Quote all lines below exactly. Images stay out.
━━━━━ Provided data ━━━━━
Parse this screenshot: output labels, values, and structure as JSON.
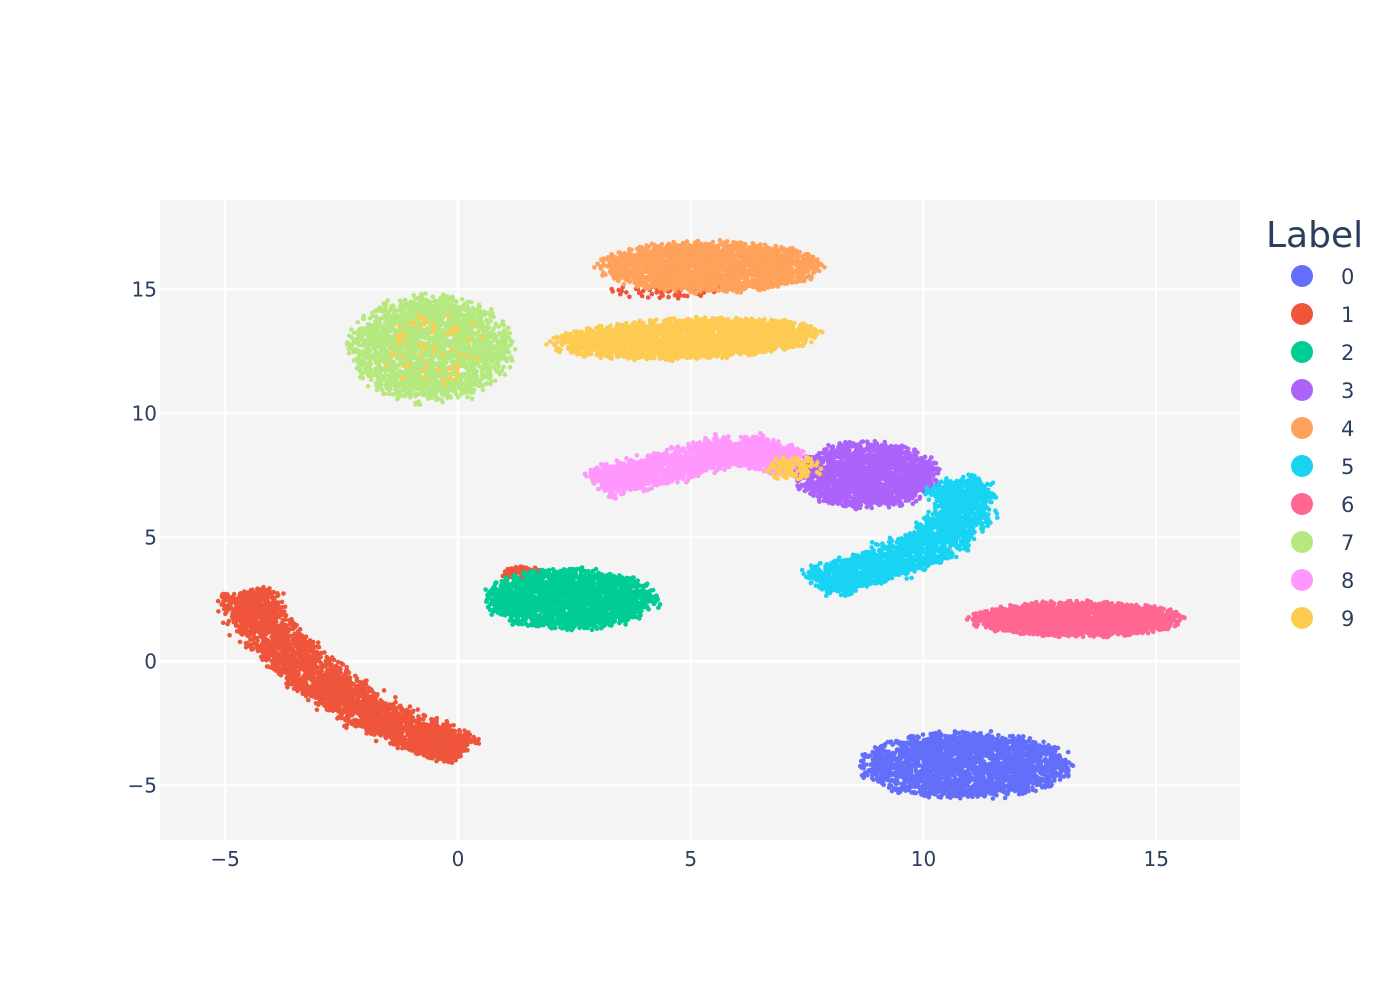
{
  "chart_data": {
    "type": "scatter",
    "xlim": [
      -6.4,
      16.8
    ],
    "ylim": [
      -7.2,
      18.6
    ],
    "x_ticks": [
      -5,
      0,
      5,
      10,
      15
    ],
    "y_ticks": [
      -5,
      0,
      5,
      10,
      15
    ],
    "x_tick_labels": [
      "−5",
      "0",
      "5",
      "10",
      "15"
    ],
    "y_tick_labels": [
      "−5",
      "0",
      "5",
      "10",
      "15"
    ],
    "grid": true,
    "plot_background": "#f4f4f4",
    "grid_color": "#ffffff",
    "legend": {
      "title": "Label",
      "placement": "right"
    },
    "series": [
      {
        "name": "0",
        "color": "#636efa",
        "clusters": [
          {
            "cx": 10.9,
            "cy": -4.2,
            "rx": 2.2,
            "ry": 1.3,
            "n": 2400
          }
        ]
      },
      {
        "name": "1",
        "color": "#ef553b",
        "clusters": [
          {
            "path": [
              [
                -4.6,
                2.8
              ],
              [
                -4.1,
                1.2
              ],
              [
                -3.0,
                -0.7
              ],
              [
                -2.0,
                -2.0
              ],
              [
                -0.8,
                -3.0
              ],
              [
                0.1,
                -3.6
              ]
            ],
            "width": 1.0,
            "n": 3200
          },
          {
            "cx": 1.4,
            "cy": 3.5,
            "rx": 0.5,
            "ry": 0.3,
            "n": 120
          },
          {
            "cx": 4.5,
            "cy": 15.0,
            "rx": 1.2,
            "ry": 0.4,
            "n": 80
          }
        ]
      },
      {
        "name": "2",
        "color": "#00cc96",
        "clusters": [
          {
            "cx": 2.4,
            "cy": 2.5,
            "rx": 1.8,
            "ry": 1.2,
            "n": 2200
          }
        ]
      },
      {
        "name": "3",
        "color": "#ab63fa",
        "clusters": [
          {
            "cx": 8.8,
            "cy": 7.5,
            "rx": 1.5,
            "ry": 1.3,
            "n": 1900
          }
        ]
      },
      {
        "name": "4",
        "color": "#ffa15a",
        "clusters": [
          {
            "cx": 5.4,
            "cy": 15.9,
            "rx": 2.3,
            "ry": 1.0,
            "n": 2500
          }
        ]
      },
      {
        "name": "5",
        "color": "#19d3f3",
        "clusters": [
          {
            "path": [
              [
                7.7,
                3.2
              ],
              [
                9.0,
                3.8
              ],
              [
                10.3,
                4.8
              ],
              [
                11.0,
                6.3
              ],
              [
                10.6,
                7.2
              ]
            ],
            "width": 1.0,
            "n": 2300
          }
        ]
      },
      {
        "name": "6",
        "color": "#ff6692",
        "clusters": [
          {
            "cx": 13.3,
            "cy": 1.7,
            "rx": 2.2,
            "ry": 0.7,
            "n": 2300
          }
        ]
      },
      {
        "name": "7",
        "color": "#b6e880",
        "clusters": [
          {
            "cx": -0.6,
            "cy": 12.6,
            "rx": 1.7,
            "ry": 2.1,
            "n": 2300
          }
        ]
      },
      {
        "name": "8",
        "color": "#ff97ff",
        "clusters": [
          {
            "path": [
              [
                3.0,
                7.2
              ],
              [
                4.5,
                7.8
              ],
              [
                6.0,
                8.6
              ],
              [
                7.2,
                8.0
              ]
            ],
            "width": 0.9,
            "n": 2100
          }
        ]
      },
      {
        "name": "9",
        "color": "#fecb52",
        "clusters": [
          {
            "cx": 4.9,
            "cy": 13.0,
            "rx": 2.8,
            "ry": 0.8,
            "rot": 0.07,
            "n": 2600
          },
          {
            "cx": 7.2,
            "cy": 7.8,
            "rx": 0.6,
            "ry": 0.5,
            "n": 120
          },
          {
            "cx": -0.6,
            "cy": 12.6,
            "rx": 1.2,
            "ry": 1.5,
            "n": 60
          }
        ]
      }
    ]
  }
}
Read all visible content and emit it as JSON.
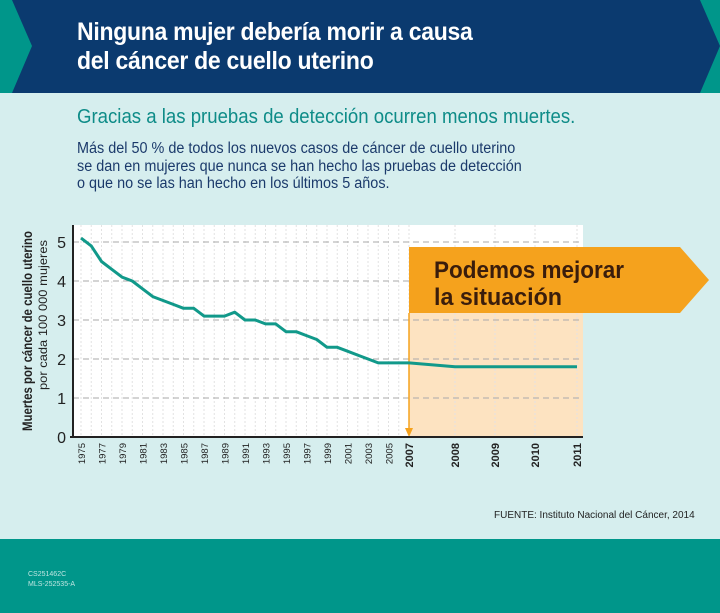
{
  "header": {
    "title_line1": "Ninguna mujer debería morir a causa",
    "title_line2": "del cáncer de cuello uterino"
  },
  "subtitle": "Gracias a las pruebas de detección ocurren menos muertes.",
  "body": "Más del 50 % de todos los nuevos casos de cáncer de cuello uterino\nse dan en mujeres que nunca se han hecho las pruebas de detección\no que no se las han hecho en los últimos 5 años.",
  "colors": {
    "navy": "#0b3a6f",
    "teal": "#00968a",
    "background": "#d6eeee",
    "orange": "#f5a21d",
    "orange_light": "#fde3c1",
    "line": "#11998a"
  },
  "chart_data": {
    "type": "line",
    "title": "",
    "ylabel": "Muertes por cáncer de cuello uterino",
    "ylabel_sub": "por cada 100 000 mujeres",
    "xlabel": "",
    "ylim": [
      0,
      5
    ],
    "yticks": [
      "0",
      "1",
      "2",
      "3",
      "4",
      "5"
    ],
    "grid": true,
    "x": [
      1975,
      1976,
      1977,
      1978,
      1979,
      1980,
      1981,
      1982,
      1983,
      1984,
      1985,
      1986,
      1987,
      1988,
      1989,
      1990,
      1991,
      1992,
      1993,
      1994,
      1995,
      1996,
      1997,
      1998,
      1999,
      2000,
      2001,
      2002,
      2003,
      2004,
      2005,
      2006,
      2007,
      2008,
      2009,
      2010,
      2011
    ],
    "values": [
      5.1,
      4.9,
      4.5,
      4.3,
      4.1,
      4.0,
      3.8,
      3.6,
      3.5,
      3.4,
      3.3,
      3.3,
      3.1,
      3.1,
      3.1,
      3.2,
      3.0,
      3.0,
      2.9,
      2.9,
      2.7,
      2.7,
      2.6,
      2.5,
      2.3,
      2.3,
      2.2,
      2.1,
      2.0,
      1.9,
      1.9,
      1.9,
      1.9,
      1.8,
      1.8,
      1.8,
      1.8
    ],
    "xticks": [
      "1975",
      "1977",
      "1979",
      "1981",
      "1983",
      "1985",
      "1987",
      "1989",
      "1991",
      "1993",
      "1995",
      "1997",
      "1999",
      "2001",
      "2003",
      "2005",
      "2007",
      "2008",
      "2009",
      "2010",
      "2011"
    ],
    "highlight": {
      "from": 2007,
      "to": 2011,
      "label_line1": "Podemos mejorar",
      "label_line2": "la situación"
    }
  },
  "source": "FUENTE: Instituto Nacional del Cáncer, 2014",
  "footer": {
    "code1": "CS251462C",
    "code2": "MLS-252535-A"
  }
}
━━━━━
## Exercise output
Parse this screenshot: output labels, values, and structure as JSON.
{
  "chart_data": {
    "type": "scatter",
    "xlim": [
      -6.4,
      16.8
    ],
    "ylim": [
      -7.2,
      18.6
    ],
    "x_ticks": [
      -5,
      0,
      5,
      10,
      15
    ],
    "y_ticks": [
      -5,
      0,
      5,
      10,
      15
    ],
    "x_tick_labels": [
      "−5",
      "0",
      "5",
      "10",
      "15"
    ],
    "y_tick_labels": [
      "−5",
      "0",
      "5",
      "10",
      "15"
    ],
    "grid": true,
    "plot_background": "#f4f4f4",
    "grid_color": "#ffffff",
    "legend": {
      "title": "Label",
      "placement": "right"
    },
    "series": [
      {
        "name": "0",
        "color": "#636efa",
        "clusters": [
          {
            "cx": 10.9,
            "cy": -4.2,
            "rx": 2.2,
            "ry": 1.3,
            "n": 2400
          }
        ]
      },
      {
        "name": "1",
        "color": "#ef553b",
        "clusters": [
          {
            "path": [
              [
                -4.6,
                2.8
              ],
              [
                -4.1,
                1.2
              ],
              [
                -3.0,
                -0.7
              ],
              [
                -2.0,
                -2.0
              ],
              [
                -0.8,
                -3.0
              ],
              [
                0.1,
                -3.6
              ]
            ],
            "width": 1.0,
            "n": 3200
          },
          {
            "cx": 1.4,
            "cy": 3.5,
            "rx": 0.5,
            "ry": 0.3,
            "n": 120
          },
          {
            "cx": 4.5,
            "cy": 15.0,
            "rx": 1.2,
            "ry": 0.4,
            "n": 80
          }
        ]
      },
      {
        "name": "2",
        "color": "#00cc96",
        "clusters": [
          {
            "cx": 2.4,
            "cy": 2.5,
            "rx": 1.8,
            "ry": 1.2,
            "n": 2200
          }
        ]
      },
      {
        "name": "3",
        "color": "#ab63fa",
        "clusters": [
          {
            "cx": 8.8,
            "cy": 7.5,
            "rx": 1.5,
            "ry": 1.3,
            "n": 1900
          }
        ]
      },
      {
        "name": "4",
        "color": "#ffa15a",
        "clusters": [
          {
            "cx": 5.4,
            "cy": 15.9,
            "rx": 2.3,
            "ry": 1.0,
            "n": 2500
          }
        ]
      },
      {
        "name": "5",
        "color": "#19d3f3",
        "clusters": [
          {
            "path": [
              [
                7.7,
                3.2
              ],
              [
                9.0,
                3.8
              ],
              [
                10.3,
                4.8
              ],
              [
                11.0,
                6.3
              ],
              [
                10.6,
                7.2
              ]
            ],
            "width": 1.0,
            "n": 2300
          }
        ]
      },
      {
        "name": "6",
        "color": "#ff6692",
        "clusters": [
          {
            "cx": 13.3,
            "cy": 1.7,
            "rx": 2.2,
            "ry": 0.7,
            "n": 2300
          }
        ]
      },
      {
        "name": "7",
        "color": "#b6e880",
        "clusters": [
          {
            "cx": -0.6,
            "cy": 12.6,
            "rx": 1.7,
            "ry": 2.1,
            "n": 2300
          }
        ]
      },
      {
        "name": "8",
        "color": "#ff97ff",
        "clusters": [
          {
            "path": [
              [
                3.0,
                7.2
              ],
              [
                4.5,
                7.8
              ],
              [
                6.0,
                8.6
              ],
              [
                7.2,
                8.0
              ]
            ],
            "width": 0.9,
            "n": 2100
          }
        ]
      },
      {
        "name": "9",
        "color": "#fecb52",
        "clusters": [
          {
            "cx": 4.9,
            "cy": 13.0,
            "rx": 2.8,
            "ry": 0.8,
            "rot": 0.07,
            "n": 2600
          },
          {
            "cx": 7.2,
            "cy": 7.8,
            "rx": 0.6,
            "ry": 0.5,
            "n": 120
          },
          {
            "cx": -0.6,
            "cy": 12.6,
            "rx": 1.2,
            "ry": 1.5,
            "n": 60
          }
        ]
      }
    ]
  }
}
Read all visible content and emit it as JSON.
{
  "header": {
    "title_line1": "Ninguna mujer debería morir a causa",
    "title_line2": "del cáncer de cuello uterino"
  },
  "subtitle": "Gracias a las pruebas de detección ocurren menos muertes.",
  "body": "Más del 50 % de todos los nuevos casos de cáncer de cuello uterino\nse dan en mujeres que nunca se han hecho las pruebas de detección\no que no se las han hecho en los últimos 5 años.",
  "colors": {
    "navy": "#0b3a6f",
    "teal": "#00968a",
    "background": "#d6eeee",
    "orange": "#f5a21d",
    "orange_light": "#fde3c1",
    "line": "#11998a"
  },
  "chart_data": {
    "type": "line",
    "title": "",
    "ylabel": "Muertes por cáncer de cuello uterino",
    "ylabel_sub": "por cada 100 000 mujeres",
    "xlabel": "",
    "ylim": [
      0,
      5
    ],
    "yticks": [
      "0",
      "1",
      "2",
      "3",
      "4",
      "5"
    ],
    "grid": true,
    "x": [
      1975,
      1976,
      1977,
      1978,
      1979,
      1980,
      1981,
      1982,
      1983,
      1984,
      1985,
      1986,
      1987,
      1988,
      1989,
      1990,
      1991,
      1992,
      1993,
      1994,
      1995,
      1996,
      1997,
      1998,
      1999,
      2000,
      2001,
      2002,
      2003,
      2004,
      2005,
      2006,
      2007,
      2008,
      2009,
      2010,
      2011
    ],
    "values": [
      5.1,
      4.9,
      4.5,
      4.3,
      4.1,
      4.0,
      3.8,
      3.6,
      3.5,
      3.4,
      3.3,
      3.3,
      3.1,
      3.1,
      3.1,
      3.2,
      3.0,
      3.0,
      2.9,
      2.9,
      2.7,
      2.7,
      2.6,
      2.5,
      2.3,
      2.3,
      2.2,
      2.1,
      2.0,
      1.9,
      1.9,
      1.9,
      1.9,
      1.8,
      1.8,
      1.8,
      1.8
    ],
    "xticks": [
      "1975",
      "1977",
      "1979",
      "1981",
      "1983",
      "1985",
      "1987",
      "1989",
      "1991",
      "1993",
      "1995",
      "1997",
      "1999",
      "2001",
      "2003",
      "2005",
      "2007",
      "2008",
      "2009",
      "2010",
      "2011"
    ],
    "highlight": {
      "from": 2007,
      "to": 2011,
      "label_line1": "Podemos mejorar",
      "label_line2": "la situación"
    }
  },
  "source": "FUENTE: Instituto Nacional del Cáncer, 2014",
  "footer": {
    "code1": "CS251462C",
    "code2": "MLS-252535-A"
  }
}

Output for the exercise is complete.